== The input

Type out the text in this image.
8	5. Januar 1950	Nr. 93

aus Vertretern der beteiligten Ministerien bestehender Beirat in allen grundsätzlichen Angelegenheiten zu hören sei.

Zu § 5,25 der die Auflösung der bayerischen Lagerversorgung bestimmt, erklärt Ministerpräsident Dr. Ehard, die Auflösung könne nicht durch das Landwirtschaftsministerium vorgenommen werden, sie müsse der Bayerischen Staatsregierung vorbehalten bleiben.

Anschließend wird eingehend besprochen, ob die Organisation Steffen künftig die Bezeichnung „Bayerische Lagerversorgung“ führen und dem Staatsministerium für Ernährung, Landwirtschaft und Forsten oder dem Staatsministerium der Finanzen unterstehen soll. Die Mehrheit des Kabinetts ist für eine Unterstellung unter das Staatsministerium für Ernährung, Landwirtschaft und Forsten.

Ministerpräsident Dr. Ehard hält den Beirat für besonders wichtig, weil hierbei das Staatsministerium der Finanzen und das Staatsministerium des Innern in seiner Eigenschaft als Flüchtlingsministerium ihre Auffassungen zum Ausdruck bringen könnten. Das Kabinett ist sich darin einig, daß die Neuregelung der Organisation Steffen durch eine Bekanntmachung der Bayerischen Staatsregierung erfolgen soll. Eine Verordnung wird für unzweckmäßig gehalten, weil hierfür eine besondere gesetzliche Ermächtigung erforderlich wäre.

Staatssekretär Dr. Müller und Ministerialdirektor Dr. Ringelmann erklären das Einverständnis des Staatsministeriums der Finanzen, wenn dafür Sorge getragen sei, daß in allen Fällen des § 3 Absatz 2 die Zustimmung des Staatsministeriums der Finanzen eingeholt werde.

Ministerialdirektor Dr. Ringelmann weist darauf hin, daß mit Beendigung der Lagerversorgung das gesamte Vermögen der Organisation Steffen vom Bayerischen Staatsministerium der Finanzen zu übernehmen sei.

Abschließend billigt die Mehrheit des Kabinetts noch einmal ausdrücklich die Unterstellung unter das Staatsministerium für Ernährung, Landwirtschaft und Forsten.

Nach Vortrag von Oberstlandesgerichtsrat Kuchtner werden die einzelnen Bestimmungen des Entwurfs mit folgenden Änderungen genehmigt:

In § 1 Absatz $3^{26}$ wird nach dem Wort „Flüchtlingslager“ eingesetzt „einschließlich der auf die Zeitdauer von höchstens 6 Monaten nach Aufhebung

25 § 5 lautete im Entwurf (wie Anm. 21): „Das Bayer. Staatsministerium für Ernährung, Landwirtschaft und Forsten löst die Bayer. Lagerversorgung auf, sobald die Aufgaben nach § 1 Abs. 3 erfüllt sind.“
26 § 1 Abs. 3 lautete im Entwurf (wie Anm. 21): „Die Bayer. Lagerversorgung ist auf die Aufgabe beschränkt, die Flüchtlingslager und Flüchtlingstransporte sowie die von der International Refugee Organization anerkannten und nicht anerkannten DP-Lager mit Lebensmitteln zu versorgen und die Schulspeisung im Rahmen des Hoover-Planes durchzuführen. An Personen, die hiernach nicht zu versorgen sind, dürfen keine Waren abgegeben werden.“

====

Copy out, from the material above, each line where the word "Ehard" is present.

▸ **Written response**:
Zu § 5,25 der die Auflösung der bayerischen Lagerversorgung bestimmt, erklärt Ministerpräsident Dr. Ehard, die Auflösung könne nicht durch das Landwirtschaftsministerium vorgenommen werden, sie müsse der Bayerischen Staatsregierung vorbehalten bleiben.
Ministerpräsident Dr. Ehard hält den Beirat für besonders wichtig, weil hierbei das Staatsministerium der Finanzen und das Staatsministerium des Innern in seiner Eigenschaft als Flüchtlingsministerium ihre Auffassungen zum Ausdruck bringen könnten. Das Kabinett ist sich darin einig, daß die Neuregelung der Organisation Steffen durch eine Bekanntmachung der Bayerischen Staatsregierung erfolgen soll. Eine Verordnung wird für unzweckmäßig gehalten, weil hierfür eine besondere gesetzliche Ermächtigung erforderlich wäre.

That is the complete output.